**Brief:**
Each line of the data that includes the string "رطوبت" is to be copied out.

**Records for this exercise:**
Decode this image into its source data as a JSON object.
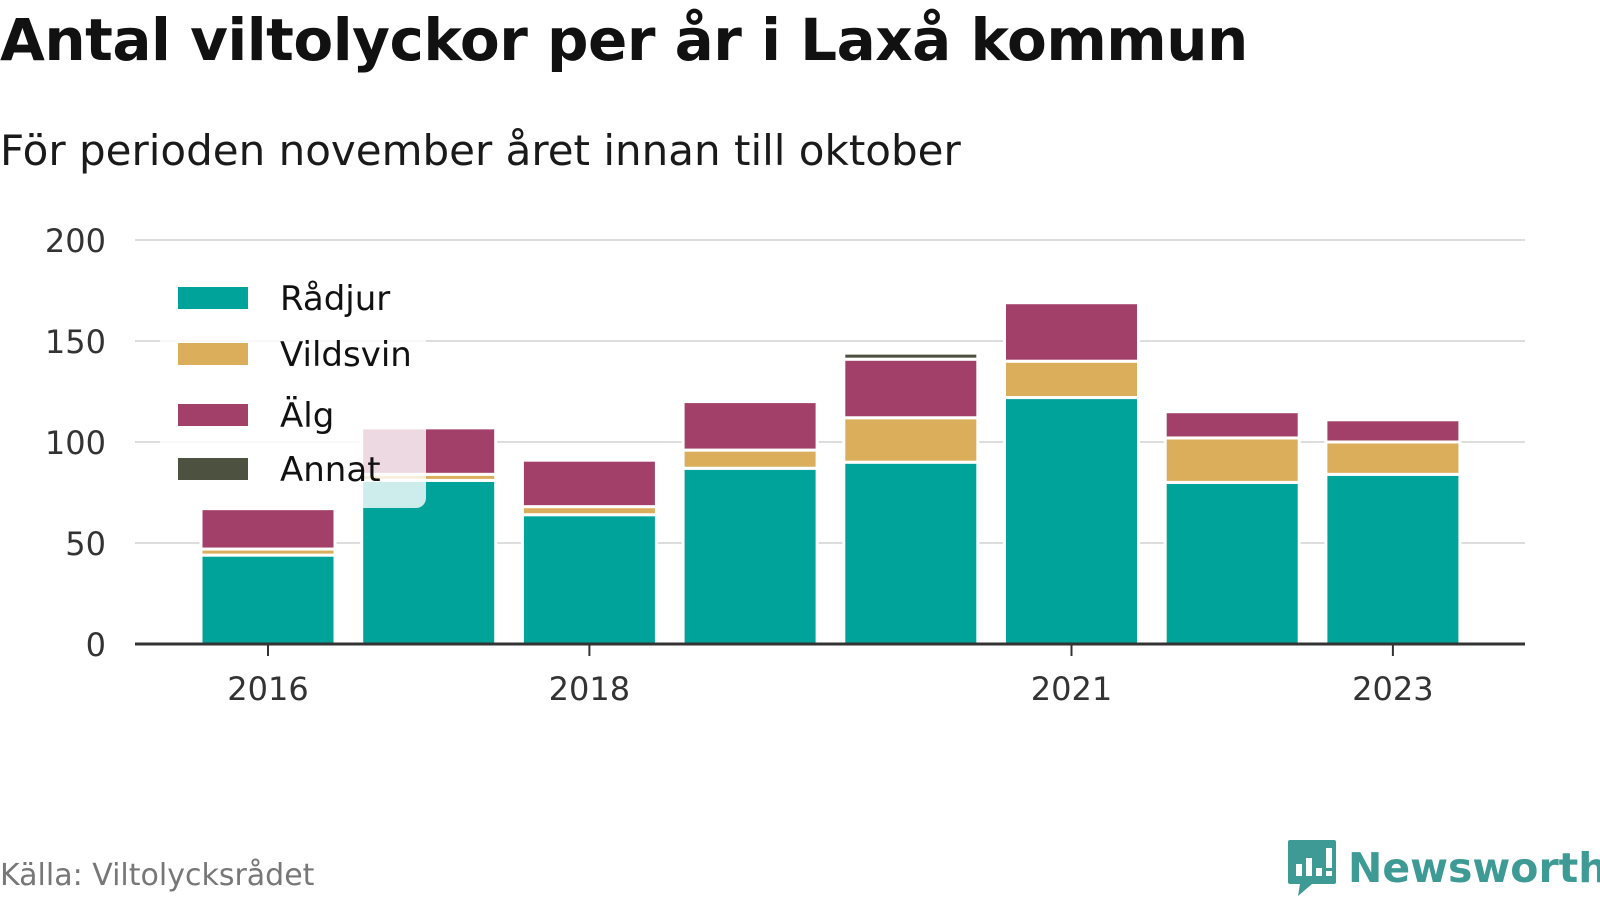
{
  "header": {
    "title": "Antal viltolyckor per år i Laxå kommun",
    "subtitle": "För perioden november året innan till oktober"
  },
  "footer": {
    "source": "Källa: Viltolycksrådet",
    "brand": "Newsworthy"
  },
  "colors": {
    "Rådjur": "#00a39a",
    "Vildsvin": "#dbae5b",
    "Älg": "#a34069",
    "Annat": "#4d5140",
    "grid": "#dddddd",
    "axis": "#333333"
  },
  "chart_data": {
    "type": "bar",
    "stacked": true,
    "categories": [
      "2016",
      "2017",
      "2018",
      "2019",
      "2020",
      "2021",
      "2022",
      "2023"
    ],
    "x_tick_labels": [
      "2016",
      "",
      "2018",
      "",
      "",
      "2021",
      "",
      "2023"
    ],
    "series": [
      {
        "name": "Rådjur",
        "values": [
          44,
          81,
          64,
          87,
          90,
          122,
          80,
          84
        ]
      },
      {
        "name": "Vildsvin",
        "values": [
          3,
          3,
          4,
          9,
          22,
          18,
          22,
          16
        ]
      },
      {
        "name": "Älg",
        "values": [
          20,
          23,
          23,
          24,
          29,
          29,
          13,
          11
        ]
      },
      {
        "name": "Annat",
        "values": [
          0,
          0,
          0,
          0,
          3,
          1,
          0,
          0
        ]
      }
    ],
    "y_ticks": [
      0,
      50,
      100,
      150,
      200
    ],
    "ylim": [
      0,
      200
    ],
    "grid": true,
    "legend_position": "top-left"
  }
}
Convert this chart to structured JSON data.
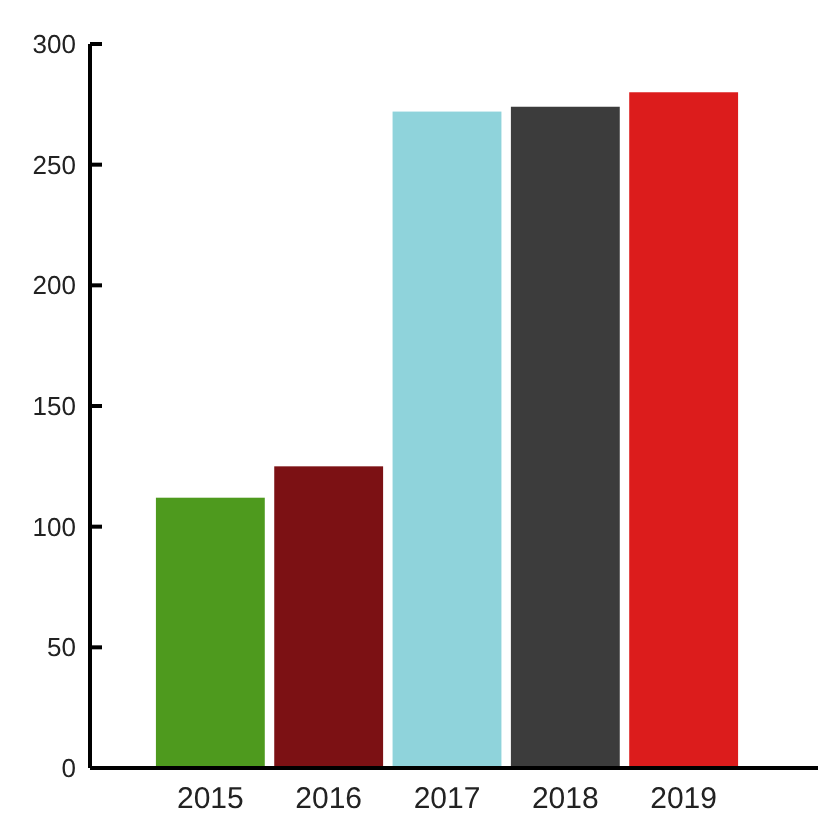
{
  "chart_data": {
    "type": "bar",
    "categories": [
      "2015",
      "2016",
      "2017",
      "2018",
      "2019"
    ],
    "values": [
      112,
      125,
      272,
      274,
      280
    ],
    "colors": [
      "#4e9a1e",
      "#7c1114",
      "#8fd3db",
      "#3c3c3c",
      "#dc1c1c"
    ],
    "ylim": [
      0,
      300
    ],
    "yticks": [
      0,
      50,
      100,
      150,
      200,
      250,
      300
    ],
    "grid": false
  }
}
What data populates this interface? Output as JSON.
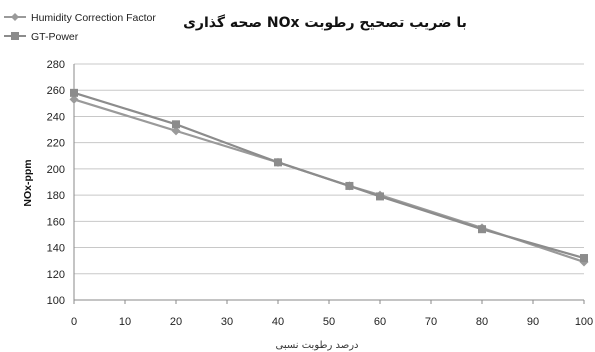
{
  "chart_data": {
    "type": "line",
    "title": "صحه گذاری NOx با ضریب تصحیح رطوبت",
    "xlabel": "درصد رطوبت نسبی",
    "ylabel": "NOx-ppm",
    "xlim": [
      0,
      100
    ],
    "ylim": [
      100,
      280
    ],
    "x_ticks": [
      0,
      10,
      20,
      30,
      40,
      50,
      60,
      70,
      80,
      90,
      100
    ],
    "y_ticks": [
      100,
      120,
      140,
      160,
      180,
      200,
      220,
      240,
      260,
      280
    ],
    "grid": true,
    "legend_position": "top-left",
    "series": [
      {
        "name": "Humidity Correction Factor",
        "marker": "diamond",
        "color": "#9a9a9a",
        "x": [
          0,
          20,
          40,
          54,
          60,
          80,
          100
        ],
        "y": [
          253,
          229,
          205,
          187,
          180,
          155,
          129
        ]
      },
      {
        "name": "GT-Power",
        "marker": "square",
        "color": "#8c8c8c",
        "x": [
          0,
          20,
          40,
          54,
          60,
          80,
          100
        ],
        "y": [
          258,
          234,
          205,
          187,
          179,
          154,
          132
        ]
      }
    ]
  }
}
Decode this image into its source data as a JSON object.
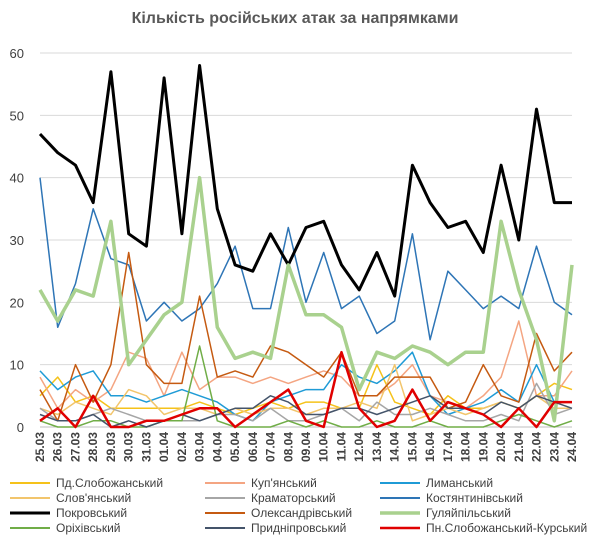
{
  "chart_data": {
    "type": "line",
    "title": "Кількість російських атак за напрямками",
    "xlabel": "",
    "ylabel": "",
    "ylim": [
      0,
      60
    ],
    "yticks": [
      0,
      10,
      20,
      30,
      40,
      50,
      60
    ],
    "grid": true,
    "legend_position": "bottom",
    "categories": [
      "25.03",
      "26.03",
      "27.03",
      "28.03",
      "29.03",
      "30.03",
      "31.03",
      "01.04",
      "02.04",
      "03.04",
      "04.04",
      "05.04",
      "06.04",
      "07.04",
      "08.04",
      "09.04",
      "10.04",
      "11.04",
      "12.04",
      "13.04",
      "14.04",
      "15.04",
      "16.04",
      "17.04",
      "18.04",
      "19.04",
      "20.04",
      "21.04",
      "22.04",
      "23.04",
      "24.04"
    ],
    "series": [
      {
        "name": "Пд.Слобожанський",
        "color": "#f5c21a",
        "width": 1.5,
        "values": [
          5,
          8,
          4,
          5,
          3,
          3,
          3,
          3,
          3,
          4,
          3,
          2,
          3,
          4,
          3,
          4,
          4,
          3,
          3,
          10,
          4,
          3,
          2,
          5,
          3,
          3,
          4,
          3,
          5,
          7,
          6
        ]
      },
      {
        "name": "Куп'янський",
        "color": "#f4a582",
        "width": 1.5,
        "values": [
          8,
          3,
          6,
          4,
          6,
          12,
          11,
          5,
          12,
          6,
          8,
          8,
          7,
          8,
          7,
          8,
          9,
          8,
          5,
          5,
          7,
          10,
          5,
          4,
          3,
          5,
          8,
          17,
          5,
          5,
          9
        ]
      },
      {
        "name": "Лиманський",
        "color": "#1f9bd6",
        "width": 1.5,
        "values": [
          9,
          6,
          8,
          9,
          5,
          5,
          4,
          5,
          6,
          5,
          4,
          2,
          1,
          4,
          5,
          6,
          6,
          10,
          8,
          7,
          9,
          12,
          5,
          2,
          3,
          4,
          6,
          4,
          10,
          4,
          4
        ]
      },
      {
        "name": "Слов'янський",
        "color": "#f2c56c",
        "width": 1.5,
        "values": [
          3,
          2,
          4,
          3,
          2,
          6,
          5,
          2,
          3,
          3,
          2,
          3,
          2,
          3,
          3,
          2,
          3,
          3,
          4,
          3,
          10,
          1,
          2,
          3,
          2,
          3,
          4,
          3,
          5,
          3,
          3
        ]
      },
      {
        "name": "Краматорський",
        "color": "#a6a6a6",
        "width": 1.5,
        "values": [
          3,
          1,
          1,
          2,
          3,
          2,
          1,
          1,
          1,
          1,
          2,
          2,
          1,
          3,
          1,
          1,
          2,
          3,
          1,
          4,
          2,
          2,
          3,
          2,
          1,
          1,
          2,
          1,
          7,
          2,
          3
        ]
      },
      {
        "name": "Костянтинівський",
        "color": "#2e75b6",
        "width": 1.5,
        "values": [
          40,
          16,
          23,
          35,
          27,
          26,
          17,
          20,
          17,
          19,
          23,
          29,
          19,
          19,
          32,
          20,
          28,
          19,
          21,
          15,
          17,
          31,
          14,
          25,
          22,
          19,
          21,
          19,
          29,
          20,
          18
        ]
      },
      {
        "name": "Покровський",
        "color": "#000000",
        "width": 3,
        "values": [
          47,
          44,
          42,
          36,
          57,
          31,
          29,
          56,
          31,
          58,
          35,
          26,
          25,
          31,
          26,
          32,
          33,
          26,
          22,
          28,
          21,
          42,
          36,
          32,
          33,
          28,
          42,
          30,
          51,
          36,
          36
        ]
      },
      {
        "name": "Олександрівський",
        "color": "#c55a11",
        "width": 1.5,
        "values": [
          6,
          1,
          10,
          4,
          10,
          28,
          10,
          7,
          7,
          21,
          8,
          9,
          8,
          13,
          12,
          10,
          8,
          12,
          5,
          5,
          8,
          8,
          8,
          3,
          4,
          10,
          5,
          4,
          15,
          9,
          12
        ]
      },
      {
        "name": "Гуляйпільський",
        "color": "#a9d18e",
        "width": 3.5,
        "values": [
          22,
          17,
          22,
          21,
          33,
          10,
          14,
          18,
          20,
          40,
          16,
          11,
          12,
          11,
          26,
          18,
          18,
          16,
          6,
          12,
          11,
          13,
          12,
          10,
          12,
          12,
          33,
          22,
          14,
          1,
          26
        ]
      },
      {
        "name": "Оріхівський",
        "color": "#70ad47",
        "width": 1.5,
        "values": [
          1,
          0,
          0,
          1,
          1,
          0,
          0,
          1,
          1,
          13,
          1,
          0,
          0,
          0,
          1,
          0,
          1,
          0,
          0,
          1,
          0,
          0,
          1,
          0,
          0,
          0,
          1,
          2,
          1,
          0,
          1
        ]
      },
      {
        "name": "Придніпровський",
        "color": "#44546a",
        "width": 1.5,
        "values": [
          2,
          1,
          1,
          2,
          0,
          1,
          0,
          1,
          2,
          1,
          2,
          3,
          3,
          5,
          4,
          2,
          2,
          3,
          3,
          2,
          3,
          4,
          5,
          3,
          3,
          2,
          4,
          3,
          5,
          4,
          3
        ]
      },
      {
        "name": "Пн.Слобожанський-Курський",
        "color": "#e00000",
        "width": 2.5,
        "values": [
          1,
          3,
          0,
          5,
          0,
          0,
          1,
          1,
          2,
          3,
          3,
          0,
          2,
          4,
          6,
          1,
          0,
          12,
          3,
          0,
          1,
          6,
          1,
          4,
          3,
          2,
          0,
          3,
          0,
          4,
          4
        ]
      }
    ]
  }
}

**Response to this task:**
    "title": "صحه گذاری NOx با ضریب تصحیح رطوبت",
    "xlabel": "درصد رطوبت نسبی",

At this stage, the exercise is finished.